## start GIVEN INFORMATION

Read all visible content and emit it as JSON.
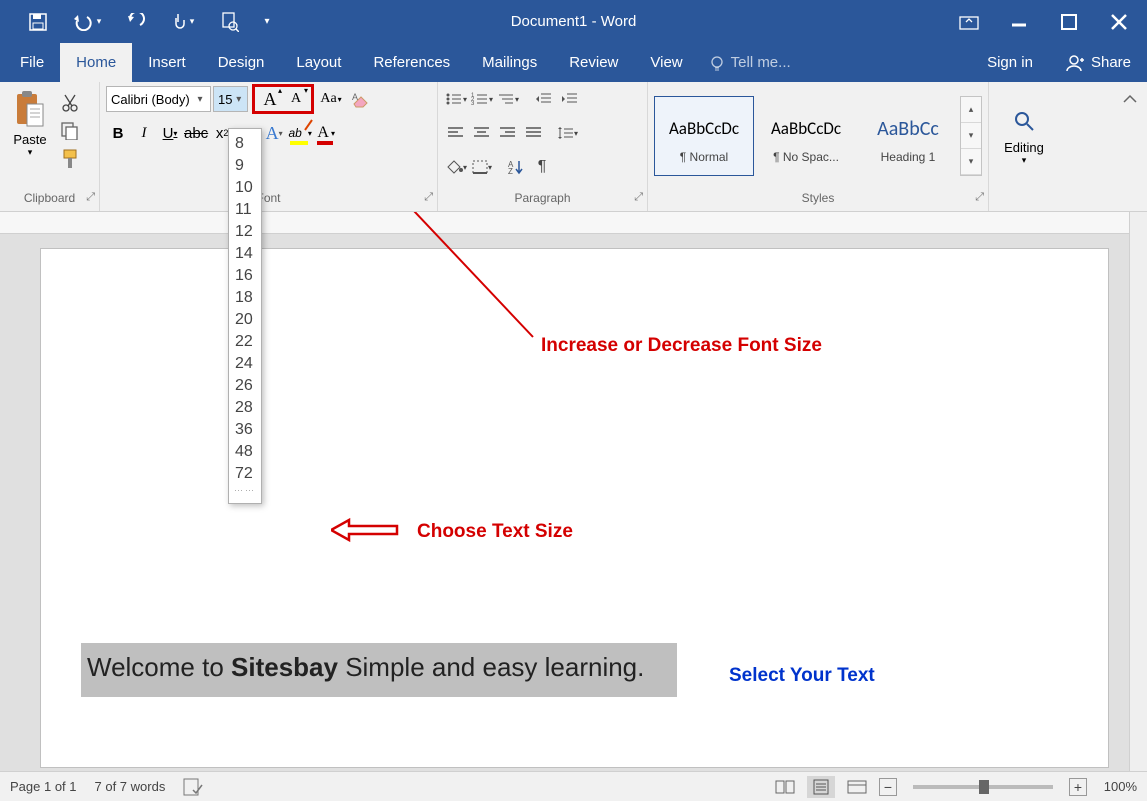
{
  "title": "Document1 - Word",
  "qat": {
    "save": "save",
    "undo": "undo",
    "redo": "redo",
    "touch": "touch",
    "preview": "preview"
  },
  "tabs": {
    "file": "File",
    "home": "Home",
    "insert": "Insert",
    "design": "Design",
    "layout": "Layout",
    "references": "References",
    "mailings": "Mailings",
    "review": "Review",
    "view": "View",
    "tell": "Tell me...",
    "signin": "Sign in",
    "share": "Share"
  },
  "clipboard": {
    "paste": "Paste",
    "label": "Clipboard"
  },
  "font": {
    "name": "Calibri (Body)",
    "size": "15",
    "sizes": [
      "8",
      "9",
      "10",
      "11",
      "12",
      "14",
      "16",
      "18",
      "20",
      "22",
      "24",
      "26",
      "28",
      "36",
      "48",
      "72"
    ]
  },
  "paragraph": {
    "label": "Paragraph"
  },
  "styles": {
    "label": "Styles",
    "items": [
      {
        "name": "¶ Normal",
        "preview": "AaBbCcDc"
      },
      {
        "name": "¶ No Spac...",
        "preview": "AaBbCcDc"
      },
      {
        "name": "Heading 1",
        "preview": "AaBbCc"
      }
    ]
  },
  "editing": {
    "label": "Editing"
  },
  "annotations": {
    "a1": "Increase or Decrease Font Size",
    "a2": "Choose Text Size",
    "a3": "Select Your Text"
  },
  "doc": {
    "pre": "Welcome to ",
    "bold": "Sitesbay",
    "post": " Simple and easy learning."
  },
  "status": {
    "page": "Page 1 of 1",
    "words": "7 of 7 words",
    "zoom": "100%"
  }
}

## end GIVEN INFORMATION

- **TASK REQUIREMENTS**: Output the material word for word, omitting its pictures.

- **FINAL RESULT**:
Read all visible content and emit it as JSON.
{
  "title": "Document1 - Word",
  "qat": {
    "save": "save",
    "undo": "undo",
    "redo": "redo",
    "touch": "touch",
    "preview": "preview"
  },
  "tabs": {
    "file": "File",
    "home": "Home",
    "insert": "Insert",
    "design": "Design",
    "layout": "Layout",
    "references": "References",
    "mailings": "Mailings",
    "review": "Review",
    "view": "View",
    "tell": "Tell me...",
    "signin": "Sign in",
    "share": "Share"
  },
  "clipboard": {
    "paste": "Paste",
    "label": "Clipboard"
  },
  "font": {
    "name": "Calibri (Body)",
    "size": "15",
    "sizes": [
      "8",
      "9",
      "10",
      "11",
      "12",
      "14",
      "16",
      "18",
      "20",
      "22",
      "24",
      "26",
      "28",
      "36",
      "48",
      "72"
    ]
  },
  "paragraph": {
    "label": "Paragraph"
  },
  "styles": {
    "label": "Styles",
    "items": [
      {
        "name": "¶ Normal",
        "preview": "AaBbCcDc"
      },
      {
        "name": "¶ No Spac...",
        "preview": "AaBbCcDc"
      },
      {
        "name": "Heading 1",
        "preview": "AaBbCc"
      }
    ]
  },
  "editing": {
    "label": "Editing"
  },
  "annotations": {
    "a1": "Increase or Decrease Font Size",
    "a2": "Choose Text Size",
    "a3": "Select Your Text"
  },
  "doc": {
    "pre": "Welcome to ",
    "bold": "Sitesbay",
    "post": " Simple and easy learning."
  },
  "status": {
    "page": "Page 1 of 1",
    "words": "7 of 7 words",
    "zoom": "100%"
  }
}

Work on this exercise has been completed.